- [Records for this exercise]:
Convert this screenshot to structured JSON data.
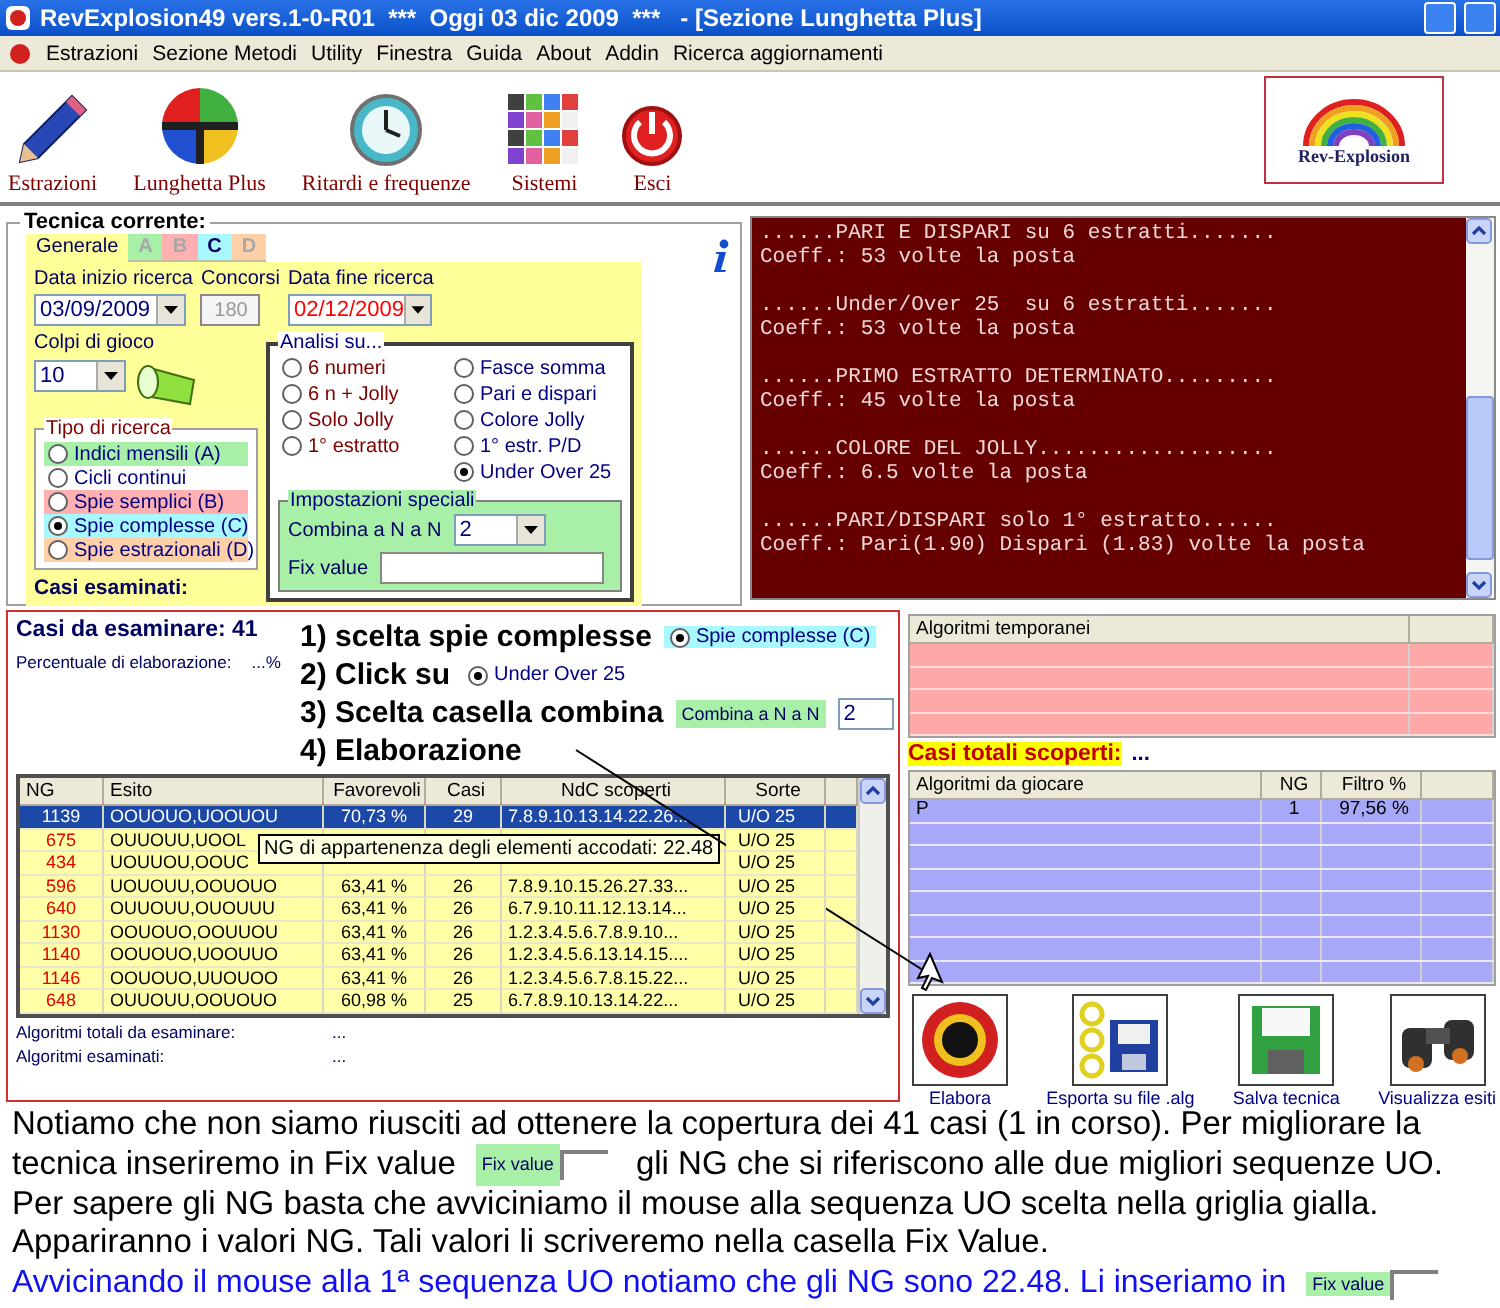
{
  "window": {
    "title": "RevExplosion49 vers.1-0-R01  ***  Oggi 03 dic 2009  ***   - [Sezione Lunghetta Plus]"
  },
  "menu": [
    "Estrazioni",
    "Sezione Metodi",
    "Utility",
    "Finestra",
    "Guida",
    "About",
    "Addin",
    "Ricerca aggiornamenti"
  ],
  "toolbar": [
    {
      "kind": "pencil",
      "label": "Estrazioni"
    },
    {
      "kind": "wheel",
      "label": "Lunghetta Plus"
    },
    {
      "kind": "clock",
      "label": "Ritardi e frequenze"
    },
    {
      "kind": "grid",
      "label": "Sistemi"
    },
    {
      "kind": "power",
      "label": "Esci"
    }
  ],
  "logo": {
    "text": "Rev-Explosion"
  },
  "tecnica": {
    "title": "Tecnica corrente:",
    "tabs": [
      {
        "label": "Generale",
        "selected": true,
        "enabled": true,
        "color": "#ffff99"
      },
      {
        "label": "A",
        "selected": false,
        "enabled": false,
        "color": "#a8f0a8"
      },
      {
        "label": "B",
        "selected": false,
        "enabled": false,
        "color": "#ffb0b0"
      },
      {
        "label": "C",
        "selected": false,
        "enabled": true,
        "color": "#a8f8ff"
      },
      {
        "label": "D",
        "selected": false,
        "enabled": false,
        "color": "#ffd0a8"
      }
    ],
    "data_inizio": {
      "label": "Data inizio ricerca",
      "value": "03/09/2009"
    },
    "concorsi": {
      "label": "Concorsi",
      "value": "180",
      "disabled": true
    },
    "data_fine": {
      "label": "Data fine ricerca",
      "value": "02/12/2009",
      "highlight": true
    },
    "colpi": {
      "label": "Colpi di gioco",
      "value": "10"
    },
    "tipo": {
      "title": "Tipo di ricerca",
      "options": [
        {
          "label": "Indici mensili (A)",
          "selected": false,
          "color": "#a8f0a8"
        },
        {
          "label": "Cicli continui",
          "selected": false,
          "color": "#ffffff"
        },
        {
          "label": "Spie semplici (B)",
          "selected": false,
          "color": "#ffb0b0"
        },
        {
          "label": "Spie complesse (C)",
          "selected": true,
          "color": "#a8f8ff"
        },
        {
          "label": "Spie estrazionali (D)",
          "selected": false,
          "color": "#ffd0a8"
        }
      ]
    },
    "analisi": {
      "title": "Analisi su...",
      "columns": [
        [
          {
            "label": "6 numeri",
            "selected": false,
            "color": "#800000"
          },
          {
            "label": "6 n + Jolly",
            "selected": false,
            "color": "#800000"
          },
          {
            "label": "Solo Jolly",
            "selected": false,
            "color": "#800000"
          },
          {
            "label": "1° estratto",
            "selected": false,
            "color": "#800000"
          }
        ],
        [
          {
            "label": "Fasce somma",
            "selected": false,
            "color": "#000080"
          },
          {
            "label": "Pari e dispari",
            "selected": false,
            "color": "#000080"
          },
          {
            "label": "Colore Jolly",
            "selected": false,
            "color": "#000080"
          },
          {
            "label": "1° estr. P/D",
            "selected": false,
            "color": "#000080"
          },
          {
            "label": "Under Over 25",
            "selected": true,
            "color": "#000080"
          }
        ]
      ]
    },
    "impostazioni": {
      "title": "Impostazioni speciali",
      "combina_label": "Combina a N a N",
      "combina_value": "2",
      "fix_label": "Fix value"
    },
    "casi_esaminati": "Casi esaminati:"
  },
  "console": [
    {
      "heading": "......PARI E DISPARI su 6 estratti.......",
      "coeff": "Coeff.: 53 volte la posta"
    },
    {
      "heading": "......Under/Over 25  su 6 estratti.......",
      "coeff": "Coeff.: 53 volte la posta"
    },
    {
      "heading": "......PRIMO ESTRATTO DETERMINATO.........",
      "coeff": "Coeff.: 45 volte la posta"
    },
    {
      "heading": "......COLORE DEL JOLLY...................",
      "coeff": "Coeff.: 6.5 volte la posta"
    },
    {
      "heading": "......PARI/DISPARI solo 1° estratto......",
      "coeff": "Coeff.: Pari(1.90) Dispari (1.83) volte la posta"
    }
  ],
  "elaborazione": {
    "casi": "Casi da esaminare: 41",
    "percent_label": "Percentuale di elaborazione:",
    "percent_value": "...%",
    "steps": [
      {
        "text": "1) scelta spie complesse",
        "widget": {
          "kind": "radio",
          "label": "Spie complesse (C)",
          "selected": true,
          "color": "#a8f8ff"
        }
      },
      {
        "text": "2) Click su",
        "widget": {
          "kind": "radio",
          "label": "Under Over 25",
          "selected": true,
          "color": "#ffffff"
        }
      },
      {
        "text": "3) Scelta casella combina",
        "widget": {
          "kind": "combo",
          "label": "Combina a N a N",
          "value": "2"
        }
      },
      {
        "text": "4) Elaborazione"
      }
    ],
    "grid": {
      "columns": [
        "NG",
        "Esito",
        "Favorevoli",
        "Casi",
        "NdC scoperti",
        "Sorte"
      ],
      "rows": [
        {
          "ng": "1139",
          "esito": "OOUOUO,UOOUOU",
          "favorevoli": "70,73 %",
          "casi": "29",
          "ndc": "7.8.9.10.13.14.22.26...",
          "sorte": "U/O 25",
          "selected": true
        },
        {
          "ng": "675",
          "esito": "OUUOUU,UOOL",
          "sorte": "U/O 25",
          "selected": false
        },
        {
          "ng": "434",
          "esito": "UOUUOU,OOUC",
          "sorte": "U/O 25",
          "selected": false
        },
        {
          "ng": "596",
          "esito": "UOUOUU,OOUOUO",
          "favorevoli": "63,41 %",
          "casi": "26",
          "ndc": "7.8.9.10.15.26.27.33...",
          "sorte": "U/O 25",
          "selected": false
        },
        {
          "ng": "640",
          "esito": "OUUOUU,OUOUUU",
          "favorevoli": "63,41 %",
          "casi": "26",
          "ndc": "6.7.9.10.11.12.13.14...",
          "sorte": "U/O 25",
          "selected": false
        },
        {
          "ng": "1130",
          "esito": "OOUOUO,OOUUOU",
          "favorevoli": "63,41 %",
          "casi": "26",
          "ndc": "1.2.3.4.5.6.7.8.9.10...",
          "sorte": "U/O 25",
          "selected": false
        },
        {
          "ng": "1140",
          "esito": "OOUOUO,UOOUUO",
          "favorevoli": "63,41 %",
          "casi": "26",
          "ndc": "1.2.3.4.5.6.13.14.15....",
          "sorte": "U/O 25",
          "selected": false
        },
        {
          "ng": "1146",
          "esito": "OOUOUO,UUOUOO",
          "favorevoli": "63,41 %",
          "casi": "26",
          "ndc": "1.2.3.4.5.6.7.8.15.22...",
          "sorte": "U/O 25",
          "selected": false
        },
        {
          "ng": "648",
          "esito": "OUUOUU,OOUOUO",
          "favorevoli": "60,98 %",
          "casi": "25",
          "ndc": "6.7.8.9.10.13.14.22...",
          "sorte": "U/O 25",
          "selected": false
        }
      ]
    },
    "tooltip": "NG di appartenenza degli elementi accodati: 22.48",
    "totals": [
      {
        "label": "Algoritmi totali da esaminare:",
        "value": "..."
      },
      {
        "label": "Algoritmi esaminati:",
        "value": "..."
      }
    ]
  },
  "temp_grid": {
    "columns": [
      "Algoritmi temporanei"
    ]
  },
  "casi_totali": {
    "label": "Casi totali scoperti:",
    "value": "..."
  },
  "play_grid": {
    "columns": [
      "Algoritmi da giocare",
      "NG",
      "Filtro %"
    ],
    "rows": [
      [
        "P",
        "1",
        "97,56 %"
      ]
    ]
  },
  "buttons": [
    {
      "kind": "target",
      "label": "Elabora"
    },
    {
      "kind": "export",
      "label": "Esporta su file .alg"
    },
    {
      "kind": "save",
      "label": "Salva tecnica"
    },
    {
      "kind": "binoculars",
      "label": "Visualizza esiti"
    }
  ],
  "note": {
    "before": "Notiamo che non siamo riusciti ad ottenere la copertura dei 41 casi (1 in corso). Per migliorare la tecnica inseriremo in Fix value",
    "field_label": "Fix value",
    "after": "gli NG che si riferiscono alle due migliori sequenze UO. Per sapere gli NG basta che avviciniamo il mouse alla sequenza UO scelta nella griglia gialla. Appariranno i valori NG. Tali valori li scriveremo nella casella Fix Value."
  },
  "highlight_line": {
    "text": "Avvicinando il mouse alla 1ª sequenza UO notiamo che gli NG sono 22.48. Li inseriamo in",
    "field_label": "Fix value"
  }
}
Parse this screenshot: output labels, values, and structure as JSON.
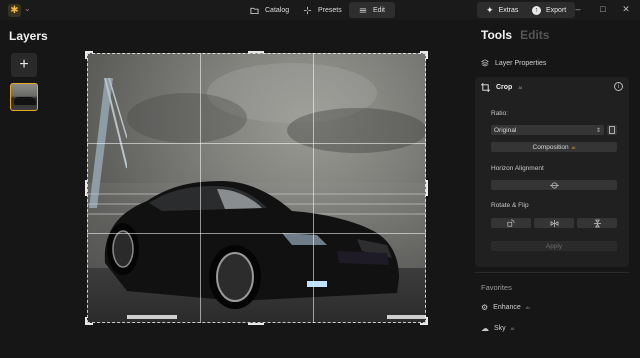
{
  "topbar": {
    "logo_glyph": "✱",
    "nav": [
      {
        "label": "Catalog",
        "icon": "folder-icon"
      },
      {
        "label": "Presets",
        "icon": "sparkle-icon"
      },
      {
        "label": "Edit",
        "icon": "sliders-icon",
        "active": true
      }
    ],
    "extras_label": "Extras",
    "export_label": "Export",
    "window_controls": [
      "–",
      "□",
      "✕"
    ]
  },
  "layers": {
    "title": "Layers",
    "add_label": "+"
  },
  "right_panel": {
    "tabs": [
      {
        "label": "Tools",
        "active": true
      },
      {
        "label": "Edits",
        "active": false
      }
    ],
    "layer_properties_label": "Layer Properties",
    "crop": {
      "title": "Crop",
      "badge": "AI",
      "info_glyph": "i",
      "ratio_label": "Ratio:",
      "ratio_value": "Original",
      "composition_label": "Composition",
      "composition_badge": "AI",
      "horizon_label": "Horizon Alignment",
      "rotate_label": "Rotate & Flip",
      "apply_label": "Apply"
    },
    "favorites": {
      "title": "Favorites",
      "items": [
        {
          "label": "Enhance",
          "badge": "AI"
        },
        {
          "label": "Sky",
          "badge": "AI"
        }
      ]
    }
  },
  "colors": {
    "accent": "#e9a927",
    "background": "#161616",
    "panel": "#202020"
  }
}
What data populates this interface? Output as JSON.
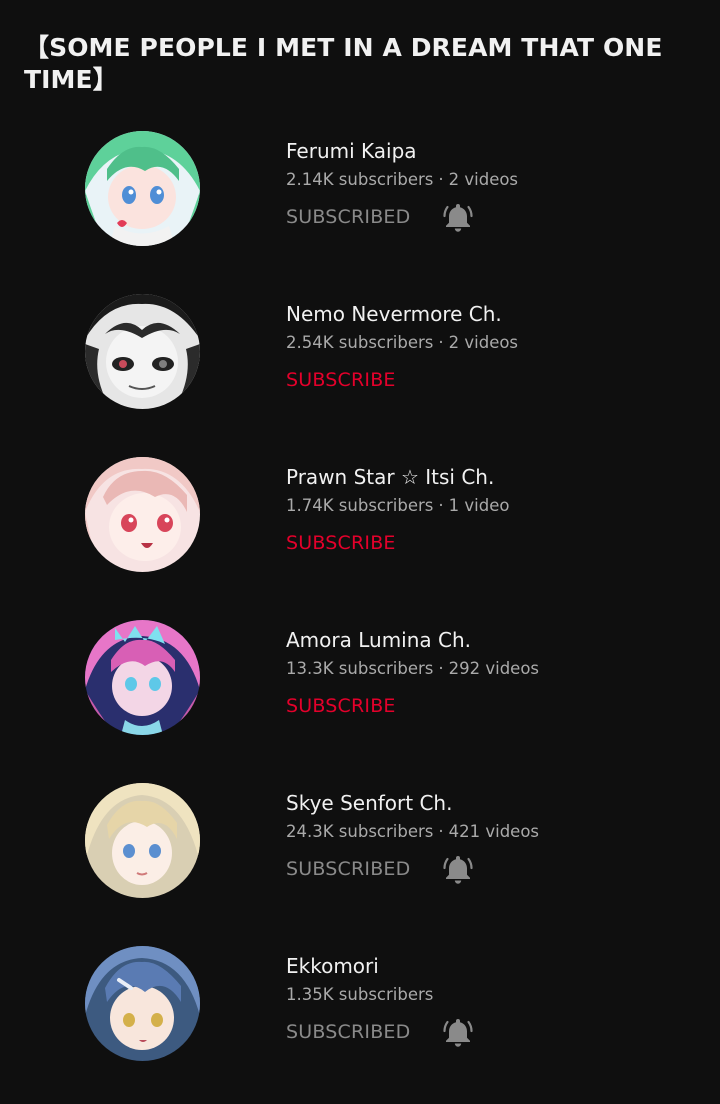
{
  "section": {
    "title": "【SOME PEOPLE I MET IN A DREAM THAT ONE TIME】"
  },
  "channels": [
    {
      "name": "Ferumi Kaipa",
      "subscribers": "2.14K subscribers",
      "separator": "·",
      "videos": "2 videos",
      "button_label": "SUBSCRIBED",
      "subscribed": true,
      "bell_icon": "notification-bell-icon",
      "avatar_colors": {
        "bg": "#e9f3f7",
        "hair": "#5ed19a",
        "skin": "#fbe3de",
        "eye": "#4f8ed6"
      }
    },
    {
      "name": "Nemo Nevermore Ch.",
      "subscribers": "2.54K subscribers",
      "separator": "·",
      "videos": "2 videos",
      "button_label": "SUBSCRIBE",
      "subscribed": false,
      "avatar_colors": {
        "bg": "#e6e6e6",
        "hair": "#1b1b1b",
        "skin": "#f4f4f4",
        "eye": "#c94b5b"
      }
    },
    {
      "name": "Prawn Star ☆ Itsi Ch.",
      "subscribers": "1.74K subscribers",
      "separator": "·",
      "videos": "1 video",
      "button_label": "SUBSCRIBE",
      "subscribed": false,
      "avatar_colors": {
        "bg": "#f7e3e3",
        "hair": "#f1c9c6",
        "skin": "#fdeeea",
        "eye": "#d8455a"
      }
    },
    {
      "name": "Amora Lumina Ch.",
      "subscribers": "13.3K subscribers",
      "separator": "·",
      "videos": "292 videos",
      "button_label": "SUBSCRIBE",
      "subscribed": false,
      "avatar_colors": {
        "bg": "#2a2f6e",
        "hair": "#e776c8",
        "skin": "#f3d6e6",
        "eye": "#5ec8e8"
      }
    },
    {
      "name": "Skye Senfort Ch.",
      "subscribers": "24.3K subscribers",
      "separator": "·",
      "videos": "421 videos",
      "button_label": "SUBSCRIBED",
      "subscribed": true,
      "bell_icon": "notification-bell-icon",
      "avatar_colors": {
        "bg": "#d9cfb3",
        "hair": "#efe3c0",
        "skin": "#fbeee6",
        "eye": "#5b8fd0"
      }
    },
    {
      "name": "Ekkomori",
      "subscribers": "1.35K subscribers",
      "separator": "",
      "videos": "",
      "button_label": "SUBSCRIBED",
      "subscribed": true,
      "bell_icon": "notification-bell-icon",
      "avatar_colors": {
        "bg": "#3d5a80",
        "hair": "#6f8fc2",
        "skin": "#f8e6dc",
        "eye": "#d4b04a"
      }
    }
  ],
  "colors": {
    "background": "#0f0f0f",
    "text_primary": "#f1f1f1",
    "text_secondary": "#aaaaaa",
    "subscribe_red": "#e4002b",
    "subscribed_gray": "#8a8a8a"
  }
}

- [The task]: From the entries above, extract every line where the word "Coeff" appears.

- [Response to this task]:
      "coeff": "Coeff.: 53 volte la posta"
      "coeff": "Coeff.: 53 volte la posta"
      "coeff": "Coeff.: 45 volte la posta"
      "coeff": "Coeff.: 6.5 volte la posta"
      "coeff": "Coeff.: Pari(1.90) Dispari (1.83) volte la posta"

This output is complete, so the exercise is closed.